**Written instruction:** All entries are to be quoted exactly; the images stay out of the copy.

**Exercise inputs:**

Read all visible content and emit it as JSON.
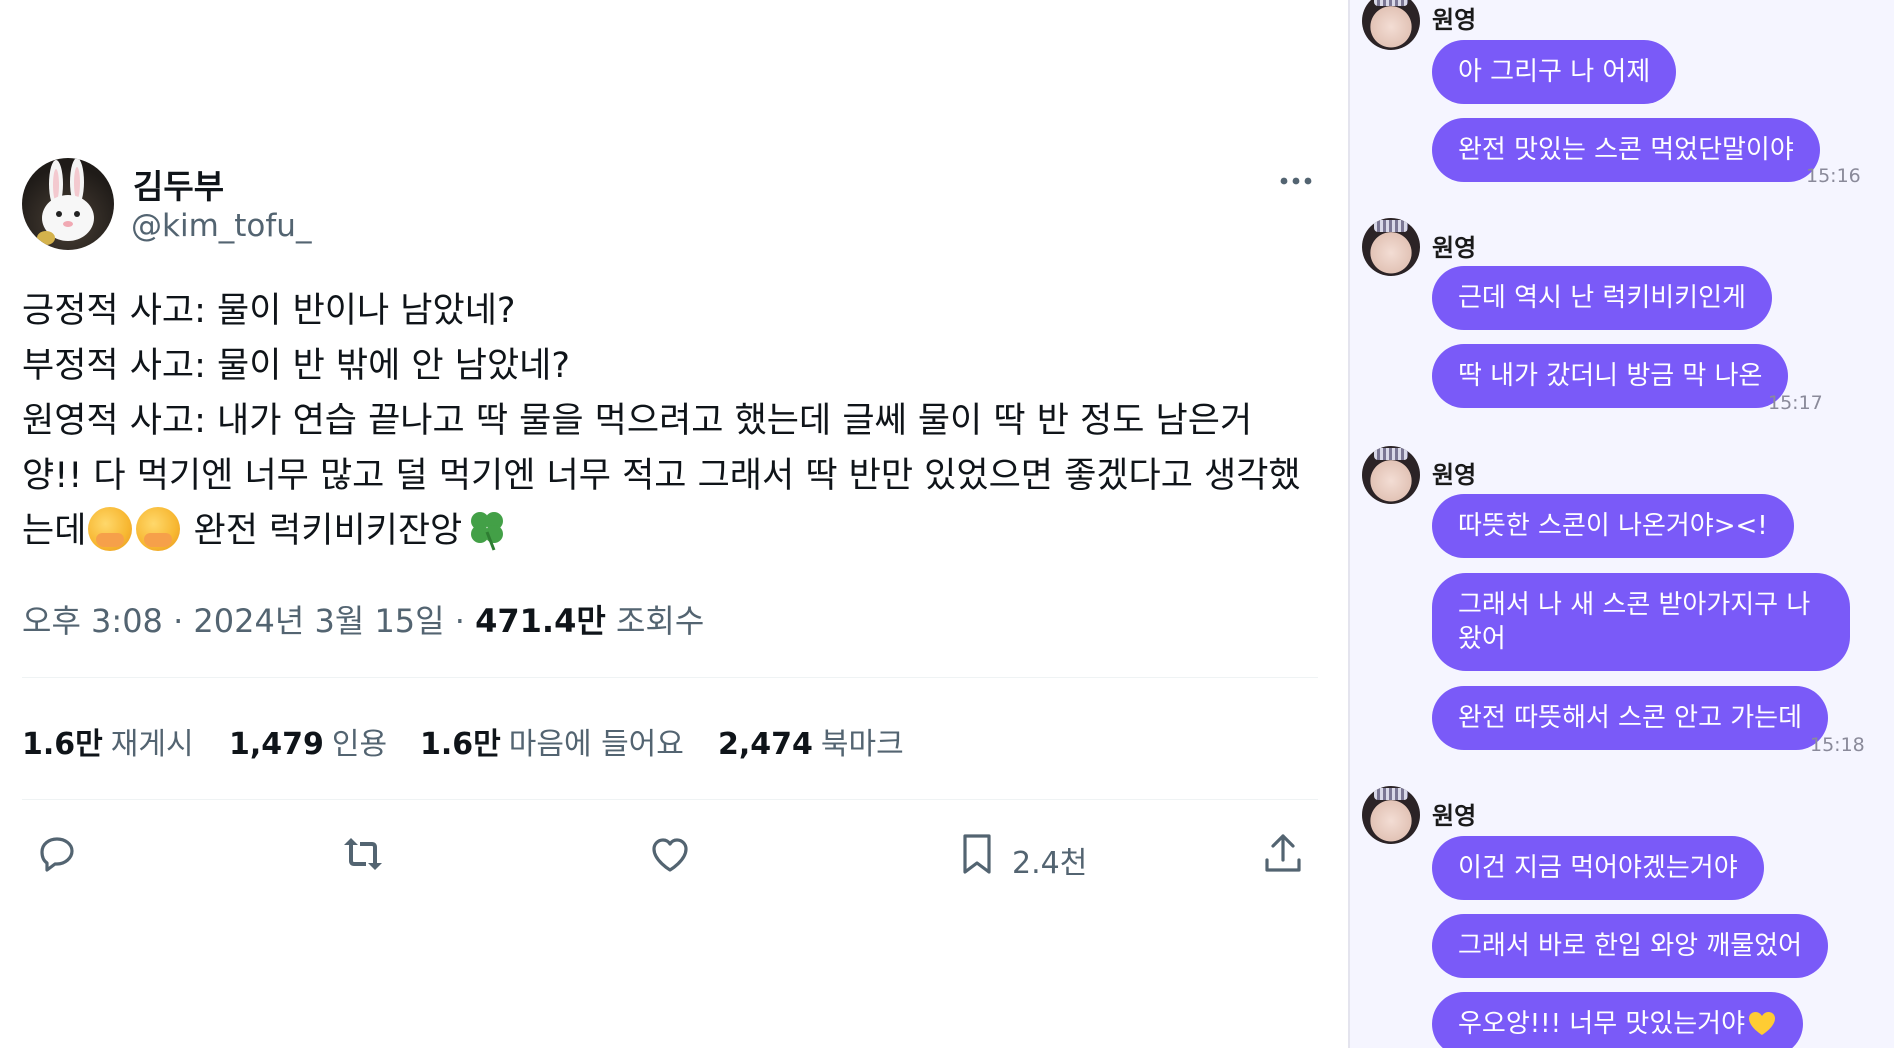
{
  "tweet": {
    "author": {
      "name": "김두부",
      "handle": "@kim_tofu_"
    },
    "body_lines": [
      "긍정적 사고: 물이 반이나 남았네?",
      "부정적 사고: 물이 반 밖에 안 남았네?",
      "원영적 사고: 내가 연습 끝나고 딱 물을 먹으려고 했는데 글쎄 물이 딱 반 정도 남은거",
      "양!! 다 먹기엔 너무 많고 덜 먹기엔 너무 적고 그래서 딱 반만 있었으면 좋겠다고 생각했"
    ],
    "last_line_prefix": "는데",
    "last_line_suffix": " 완전 럭키비키잔앙",
    "timestamp": "오후 3:08 · 2024년 3월 15일 · ",
    "views_count": "471.4만",
    "views_label": " 조회수",
    "stats": [
      {
        "count": "1.6만",
        "label": "재게시"
      },
      {
        "count": "1,479",
        "label": "인용"
      },
      {
        "count": "1.6만",
        "label": "마음에 들어요"
      },
      {
        "count": "2,474",
        "label": "북마크"
      }
    ],
    "bookmark_action_count": "2.4천",
    "icons": [
      "more-icon",
      "reply-icon",
      "retweet-icon",
      "like-icon",
      "bookmark-icon",
      "share-icon"
    ]
  },
  "chat": {
    "groups": [
      {
        "sender": "원영",
        "messages": [
          "아 그리구 나 어제",
          "완전 맛있는 스콘 먹었단말이야"
        ],
        "time": "15:16"
      },
      {
        "sender": "원영",
        "messages": [
          "근데 역시 난 럭키비키인게",
          "딱 내가 갔더니 방금 막 나온"
        ],
        "time": "15:17"
      },
      {
        "sender": "원영",
        "messages": [
          "따뜻한 스콘이 나온거야><!",
          "그래서 나 새 스콘 받아가지구 나왔어",
          "완전 따뜻해서 스콘 안고 가는데"
        ],
        "time": "15:18"
      },
      {
        "sender": "원영",
        "messages": [
          "이건 지금 먹어야겠는거야",
          "그래서 바로 한입 와앙 깨물었어",
          "우오앙!!! 너무 맛있는거야"
        ],
        "time": ""
      }
    ],
    "bubble_color": "#7a5af8"
  }
}
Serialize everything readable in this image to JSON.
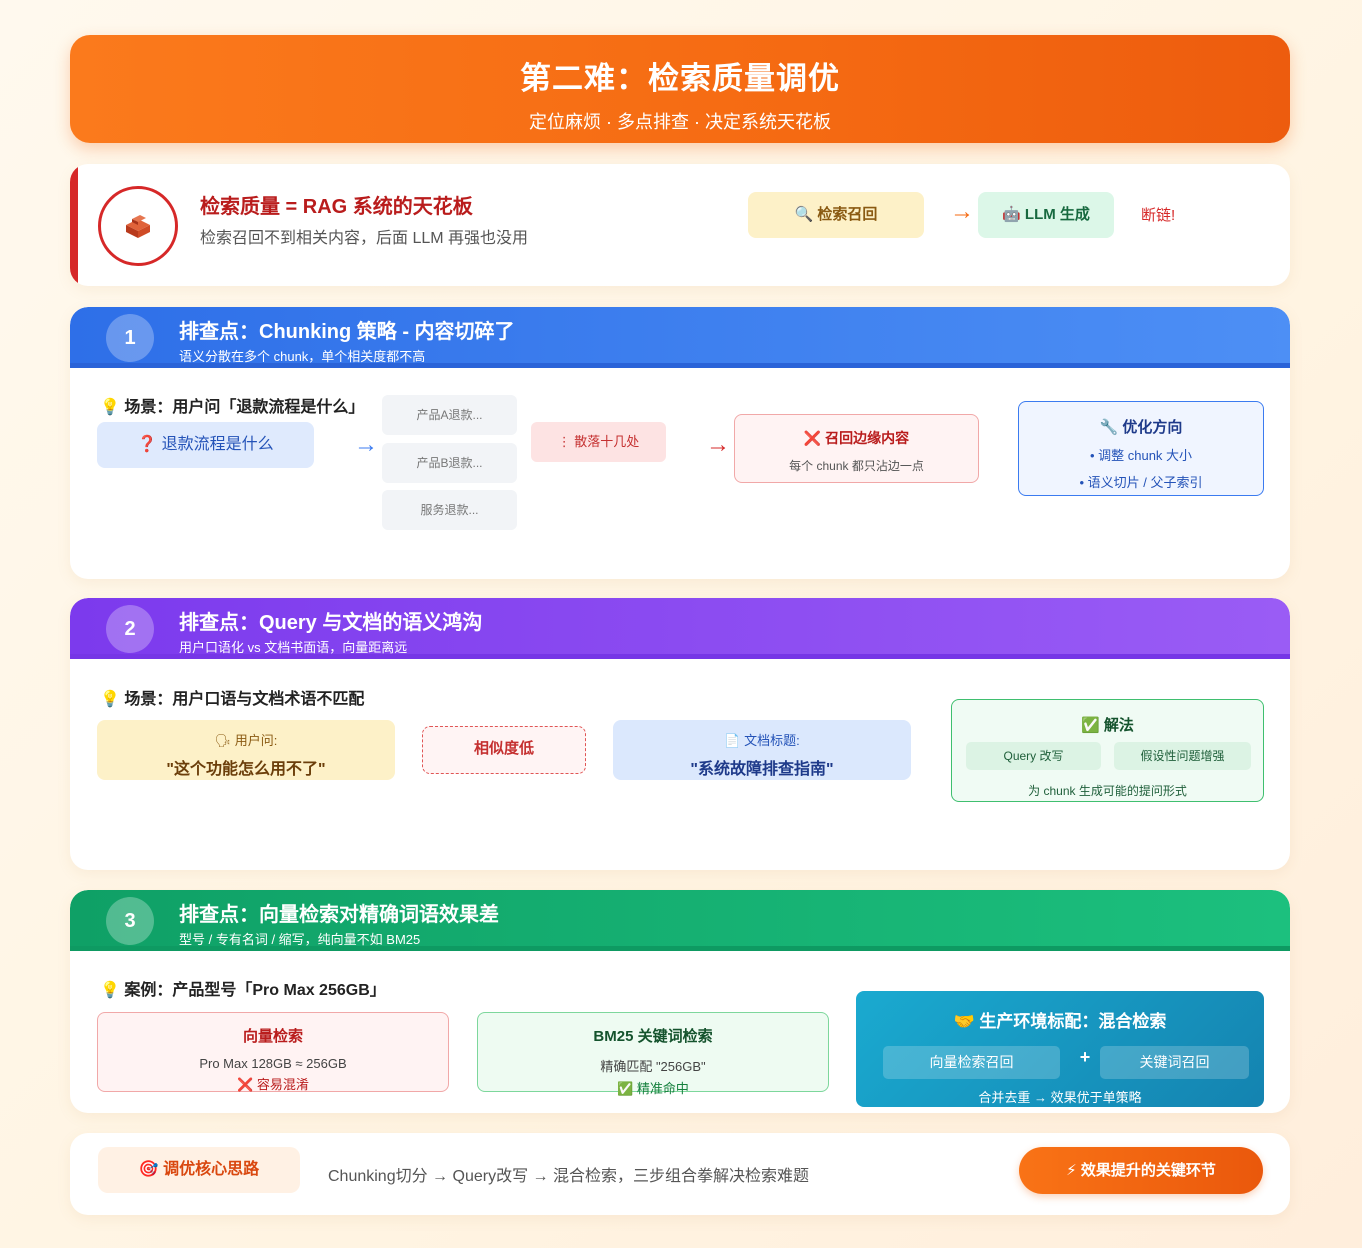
{
  "banner": {
    "title": "第二难：检索质量调优",
    "subtitle": "定位麻烦 · 多点排查 · 决定系统天花板"
  },
  "intro": {
    "heading": "检索质量 = RAG 系统的天花板",
    "desc": "检索召回不到相关内容，后面 LLM 再强也没用",
    "flow_retrieve": "🔍 检索召回",
    "arrow": "→",
    "flow_llm": "🤖 LLM 生成",
    "broken": "断链!"
  },
  "section1": {
    "number": "1",
    "title": "排查点：Chunking 策略 - 内容切碎了",
    "subtitle": "语义分散在多个 chunk，单个相关度都不高",
    "scene": "💡 场景：用户问「退款流程是什么」",
    "question": "❓ 退款流程是什么",
    "arrow1": "→",
    "chunks": [
      "产品A退款...",
      "产品B退款...",
      "服务退款..."
    ],
    "scattered": "⋮ 散落十几处",
    "arrow2": "→",
    "result_title": "❌ 召回边缘内容",
    "result_desc": "每个 chunk 都只沾边一点",
    "fix_title": "🔧 优化方向",
    "fix_items": [
      "• 调整 chunk 大小",
      "• 语义切片 / 父子索引"
    ]
  },
  "section2": {
    "number": "2",
    "title": "排查点：Query 与文档的语义鸿沟",
    "subtitle": "用户口语化 vs 文档书面语，向量距离远",
    "scene": "💡 场景：用户口语与文档术语不匹配",
    "user_label": "🗣 用户问:",
    "user_query": "\"这个功能怎么用不了\"",
    "similarity": "相似度低",
    "doc_label": "📄 文档标题:",
    "doc_title": "\"系统故障排查指南\"",
    "solution_title": "✅ 解法",
    "solution_tags": [
      "Query 改写",
      "假设性问题增强"
    ],
    "solution_desc": "为 chunk 生成可能的提问形式"
  },
  "section3": {
    "number": "3",
    "title": "排查点：向量检索对精确词语效果差",
    "subtitle": "型号 / 专有名词 / 缩写，纯向量不如 BM25",
    "scene": "💡 案例：产品型号「Pro Max 256GB」",
    "vector_title": "向量检索",
    "vector_line": "Pro Max 128GB ≈ 256GB",
    "vector_result": "❌ 容易混淆",
    "bm25_title": "BM25 关键词检索",
    "bm25_line": "精确匹配 \"256GB\"",
    "bm25_result": "✅ 精准命中",
    "hybrid_title": "🤝 生产环境标配：混合检索",
    "hybrid_left": "向量检索召回",
    "hybrid_plus": "+",
    "hybrid_right": "关键词召回",
    "hybrid_desc": "合并去重 → 效果优于单策略"
  },
  "bottom": {
    "label": "🎯 调优核心思路",
    "text": "Chunking切分 → Query改写 → 混合检索，三步组合拳解决检索难题",
    "button": "⚡ 效果提升的关键环节"
  },
  "colors": {
    "orange": "#f56a12",
    "red": "#d62828",
    "blue": "#3b7bf0",
    "purple": "#8a4df0",
    "green": "#12b272",
    "teal": "#1a9fc6"
  }
}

**Task solution:**
Read all visible content and emit it as JSON.
{
  "tweet": {
    "author": {
      "name": "김두부",
      "handle": "@kim_tofu_"
    },
    "body_lines": [
      "긍정적 사고: 물이 반이나 남았네?",
      "부정적 사고: 물이 반 밖에 안 남았네?",
      "원영적 사고: 내가 연습 끝나고 딱 물을 먹으려고 했는데 글쎄 물이 딱 반 정도 남은거",
      "양!! 다 먹기엔 너무 많고 덜 먹기엔 너무 적고 그래서 딱 반만 있었으면 좋겠다고 생각했"
    ],
    "last_line_prefix": "는데",
    "last_line_suffix": " 완전 럭키비키잔앙",
    "timestamp": "오후 3:08 · 2024년 3월 15일 · ",
    "views_count": "471.4만",
    "views_label": " 조회수",
    "stats": [
      {
        "count": "1.6만",
        "label": "재게시"
      },
      {
        "count": "1,479",
        "label": "인용"
      },
      {
        "count": "1.6만",
        "label": "마음에 들어요"
      },
      {
        "count": "2,474",
        "label": "북마크"
      }
    ],
    "bookmark_action_count": "2.4천",
    "icons": [
      "more-icon",
      "reply-icon",
      "retweet-icon",
      "like-icon",
      "bookmark-icon",
      "share-icon"
    ]
  },
  "chat": {
    "groups": [
      {
        "sender": "원영",
        "messages": [
          "아 그리구 나 어제",
          "완전 맛있는 스콘 먹었단말이야"
        ],
        "time": "15:16"
      },
      {
        "sender": "원영",
        "messages": [
          "근데 역시 난 럭키비키인게",
          "딱 내가 갔더니 방금 막 나온"
        ],
        "time": "15:17"
      },
      {
        "sender": "원영",
        "messages": [
          "따뜻한 스콘이 나온거야><!",
          "그래서 나 새 스콘 받아가지구 나왔어",
          "완전 따뜻해서 스콘 안고 가는데"
        ],
        "time": "15:18"
      },
      {
        "sender": "원영",
        "messages": [
          "이건 지금 먹어야겠는거야",
          "그래서 바로 한입 와앙 깨물었어",
          "우오앙!!! 너무 맛있는거야"
        ],
        "time": ""
      }
    ],
    "bubble_color": "#7a5af8"
  }
}
Serialize everything readable in this image to JSON.
{
  "banner": {
    "title": "第二难：检索质量调优",
    "subtitle": "定位麻烦 · 多点排查 · 决定系统天花板"
  },
  "intro": {
    "heading": "检索质量 = RAG 系统的天花板",
    "desc": "检索召回不到相关内容，后面 LLM 再强也没用",
    "flow_retrieve": "🔍 检索召回",
    "arrow": "→",
    "flow_llm": "🤖 LLM 生成",
    "broken": "断链!"
  },
  "section1": {
    "number": "1",
    "title": "排查点：Chunking 策略 - 内容切碎了",
    "subtitle": "语义分散在多个 chunk，单个相关度都不高",
    "scene": "💡 场景：用户问「退款流程是什么」",
    "question": "❓ 退款流程是什么",
    "arrow1": "→",
    "chunks": [
      "产品A退款...",
      "产品B退款...",
      "服务退款..."
    ],
    "scattered": "⋮ 散落十几处",
    "arrow2": "→",
    "result_title": "❌ 召回边缘内容",
    "result_desc": "每个 chunk 都只沾边一点",
    "fix_title": "🔧 优化方向",
    "fix_items": [
      "• 调整 chunk 大小",
      "• 语义切片 / 父子索引"
    ]
  },
  "section2": {
    "number": "2",
    "title": "排查点：Query 与文档的语义鸿沟",
    "subtitle": "用户口语化 vs 文档书面语，向量距离远",
    "scene": "💡 场景：用户口语与文档术语不匹配",
    "user_label": "🗣 用户问:",
    "user_query": "\"这个功能怎么用不了\"",
    "similarity": "相似度低",
    "doc_label": "📄 文档标题:",
    "doc_title": "\"系统故障排查指南\"",
    "solution_title": "✅ 解法",
    "solution_tags": [
      "Query 改写",
      "假设性问题增强"
    ],
    "solution_desc": "为 chunk 生成可能的提问形式"
  },
  "section3": {
    "number": "3",
    "title": "排查点：向量检索对精确词语效果差",
    "subtitle": "型号 / 专有名词 / 缩写，纯向量不如 BM25",
    "scene": "💡 案例：产品型号「Pro Max 256GB」",
    "vector_title": "向量检索",
    "vector_line": "Pro Max 128GB ≈ 256GB",
    "vector_result": "❌ 容易混淆",
    "bm25_title": "BM25 关键词检索",
    "bm25_line": "精确匹配 \"256GB\"",
    "bm25_result": "✅ 精准命中",
    "hybrid_title": "🤝 生产环境标配：混合检索",
    "hybrid_left": "向量检索召回",
    "hybrid_plus": "+",
    "hybrid_right": "关键词召回",
    "hybrid_desc": "合并去重 → 效果优于单策略"
  },
  "bottom": {
    "label": "🎯 调优核心思路",
    "text": "Chunking切分 → Query改写 → 混合检索，三步组合拳解决检索难题",
    "button": "⚡ 效果提升的关键环节"
  },
  "colors": {
    "orange": "#f56a12",
    "red": "#d62828",
    "blue": "#3b7bf0",
    "purple": "#8a4df0",
    "green": "#12b272",
    "teal": "#1a9fc6"
  }
}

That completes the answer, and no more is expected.